» **Stated problem**:
Say how many lines contain "screenshot"; the answer is the number alone.

» **Stored data**:
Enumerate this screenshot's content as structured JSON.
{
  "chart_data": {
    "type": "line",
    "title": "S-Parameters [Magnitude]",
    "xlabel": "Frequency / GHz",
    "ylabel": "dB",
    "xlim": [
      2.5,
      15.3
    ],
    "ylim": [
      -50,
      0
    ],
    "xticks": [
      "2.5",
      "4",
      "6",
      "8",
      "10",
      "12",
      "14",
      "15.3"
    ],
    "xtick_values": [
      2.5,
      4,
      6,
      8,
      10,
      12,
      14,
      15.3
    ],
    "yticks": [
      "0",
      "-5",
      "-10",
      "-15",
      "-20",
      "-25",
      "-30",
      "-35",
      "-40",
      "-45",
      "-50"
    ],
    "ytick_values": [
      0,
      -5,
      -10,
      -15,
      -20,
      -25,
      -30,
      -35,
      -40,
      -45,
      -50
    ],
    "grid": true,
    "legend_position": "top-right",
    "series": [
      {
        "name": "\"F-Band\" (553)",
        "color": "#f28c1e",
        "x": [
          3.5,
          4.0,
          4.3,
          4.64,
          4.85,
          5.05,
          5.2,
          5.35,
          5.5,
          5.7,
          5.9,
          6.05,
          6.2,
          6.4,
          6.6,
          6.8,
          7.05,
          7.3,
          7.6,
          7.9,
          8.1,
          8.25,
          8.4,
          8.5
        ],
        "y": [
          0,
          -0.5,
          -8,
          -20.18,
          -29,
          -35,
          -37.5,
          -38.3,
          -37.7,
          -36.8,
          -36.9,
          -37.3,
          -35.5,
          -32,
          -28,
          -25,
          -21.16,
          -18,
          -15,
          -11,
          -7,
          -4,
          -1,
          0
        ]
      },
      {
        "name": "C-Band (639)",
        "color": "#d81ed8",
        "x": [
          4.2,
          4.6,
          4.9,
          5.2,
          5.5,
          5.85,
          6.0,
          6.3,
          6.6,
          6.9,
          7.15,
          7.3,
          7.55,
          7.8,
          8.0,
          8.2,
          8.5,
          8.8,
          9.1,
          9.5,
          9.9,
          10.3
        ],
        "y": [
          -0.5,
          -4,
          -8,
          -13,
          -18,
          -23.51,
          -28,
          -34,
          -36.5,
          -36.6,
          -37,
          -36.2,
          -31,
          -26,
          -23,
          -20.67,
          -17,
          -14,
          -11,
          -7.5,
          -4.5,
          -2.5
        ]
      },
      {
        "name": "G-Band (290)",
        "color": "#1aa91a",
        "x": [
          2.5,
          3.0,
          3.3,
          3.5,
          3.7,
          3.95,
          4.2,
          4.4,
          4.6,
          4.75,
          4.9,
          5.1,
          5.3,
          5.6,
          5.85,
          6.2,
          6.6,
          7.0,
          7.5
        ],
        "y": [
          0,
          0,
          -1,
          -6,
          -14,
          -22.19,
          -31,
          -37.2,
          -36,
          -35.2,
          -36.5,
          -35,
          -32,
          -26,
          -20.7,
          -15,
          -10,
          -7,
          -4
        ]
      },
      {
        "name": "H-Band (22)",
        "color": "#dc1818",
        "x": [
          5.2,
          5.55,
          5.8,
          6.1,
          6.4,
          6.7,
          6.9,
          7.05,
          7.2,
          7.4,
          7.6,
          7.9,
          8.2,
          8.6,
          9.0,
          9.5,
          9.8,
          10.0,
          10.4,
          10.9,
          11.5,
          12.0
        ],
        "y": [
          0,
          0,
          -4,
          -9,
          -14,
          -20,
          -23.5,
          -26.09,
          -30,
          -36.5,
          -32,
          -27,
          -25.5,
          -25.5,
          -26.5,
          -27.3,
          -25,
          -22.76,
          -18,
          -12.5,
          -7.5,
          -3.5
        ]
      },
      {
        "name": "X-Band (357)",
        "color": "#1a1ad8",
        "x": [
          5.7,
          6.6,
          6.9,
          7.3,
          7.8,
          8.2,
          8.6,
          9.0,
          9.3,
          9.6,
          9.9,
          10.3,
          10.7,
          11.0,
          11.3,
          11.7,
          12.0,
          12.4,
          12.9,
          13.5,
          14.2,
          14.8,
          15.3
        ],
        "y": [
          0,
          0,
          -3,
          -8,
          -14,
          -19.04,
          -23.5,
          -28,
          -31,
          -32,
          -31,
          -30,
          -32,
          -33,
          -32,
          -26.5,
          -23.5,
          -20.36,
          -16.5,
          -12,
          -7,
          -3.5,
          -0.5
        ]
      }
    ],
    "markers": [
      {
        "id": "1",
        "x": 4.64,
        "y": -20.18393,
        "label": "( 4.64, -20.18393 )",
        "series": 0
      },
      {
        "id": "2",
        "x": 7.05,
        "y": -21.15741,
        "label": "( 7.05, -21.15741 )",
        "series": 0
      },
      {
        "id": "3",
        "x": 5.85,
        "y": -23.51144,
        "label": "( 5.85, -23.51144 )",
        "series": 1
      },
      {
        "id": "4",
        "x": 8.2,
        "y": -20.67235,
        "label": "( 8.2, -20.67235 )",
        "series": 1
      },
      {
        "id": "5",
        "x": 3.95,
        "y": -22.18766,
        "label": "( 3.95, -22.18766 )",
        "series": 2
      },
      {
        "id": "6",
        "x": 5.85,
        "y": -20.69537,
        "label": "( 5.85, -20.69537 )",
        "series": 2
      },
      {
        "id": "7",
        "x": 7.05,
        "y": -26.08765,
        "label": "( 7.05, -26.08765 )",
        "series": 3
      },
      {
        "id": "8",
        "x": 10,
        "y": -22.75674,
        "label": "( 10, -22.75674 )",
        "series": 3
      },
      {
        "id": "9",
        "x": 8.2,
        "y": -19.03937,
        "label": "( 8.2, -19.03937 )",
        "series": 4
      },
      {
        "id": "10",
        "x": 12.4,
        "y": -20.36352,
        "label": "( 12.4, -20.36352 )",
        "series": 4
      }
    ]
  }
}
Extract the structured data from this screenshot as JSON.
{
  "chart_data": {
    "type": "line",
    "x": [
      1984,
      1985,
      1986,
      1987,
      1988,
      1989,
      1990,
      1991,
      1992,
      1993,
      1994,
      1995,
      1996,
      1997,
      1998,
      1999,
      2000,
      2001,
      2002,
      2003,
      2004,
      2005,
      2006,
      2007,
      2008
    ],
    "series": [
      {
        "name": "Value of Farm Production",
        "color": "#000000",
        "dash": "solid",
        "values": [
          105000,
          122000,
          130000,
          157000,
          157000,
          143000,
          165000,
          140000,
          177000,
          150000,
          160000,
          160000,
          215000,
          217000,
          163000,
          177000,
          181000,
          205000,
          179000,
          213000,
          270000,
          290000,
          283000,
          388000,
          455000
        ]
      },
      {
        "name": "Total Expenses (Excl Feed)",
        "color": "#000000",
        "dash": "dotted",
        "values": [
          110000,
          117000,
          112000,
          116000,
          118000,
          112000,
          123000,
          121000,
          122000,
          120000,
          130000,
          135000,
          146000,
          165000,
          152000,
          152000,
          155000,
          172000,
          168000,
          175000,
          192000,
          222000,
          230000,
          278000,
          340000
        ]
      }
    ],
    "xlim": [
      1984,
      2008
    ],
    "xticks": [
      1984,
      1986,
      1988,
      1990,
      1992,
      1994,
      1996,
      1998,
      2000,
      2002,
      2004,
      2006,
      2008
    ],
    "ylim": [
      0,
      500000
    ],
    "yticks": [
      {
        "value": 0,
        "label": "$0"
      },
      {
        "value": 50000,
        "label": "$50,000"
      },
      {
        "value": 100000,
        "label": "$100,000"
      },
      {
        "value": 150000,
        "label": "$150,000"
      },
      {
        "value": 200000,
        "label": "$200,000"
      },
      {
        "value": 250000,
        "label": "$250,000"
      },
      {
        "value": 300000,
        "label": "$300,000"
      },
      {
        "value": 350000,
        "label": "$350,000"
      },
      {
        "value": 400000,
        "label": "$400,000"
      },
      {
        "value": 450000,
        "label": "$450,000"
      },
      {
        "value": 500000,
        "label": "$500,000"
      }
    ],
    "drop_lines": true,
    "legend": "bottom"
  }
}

» **Result of the task**:
2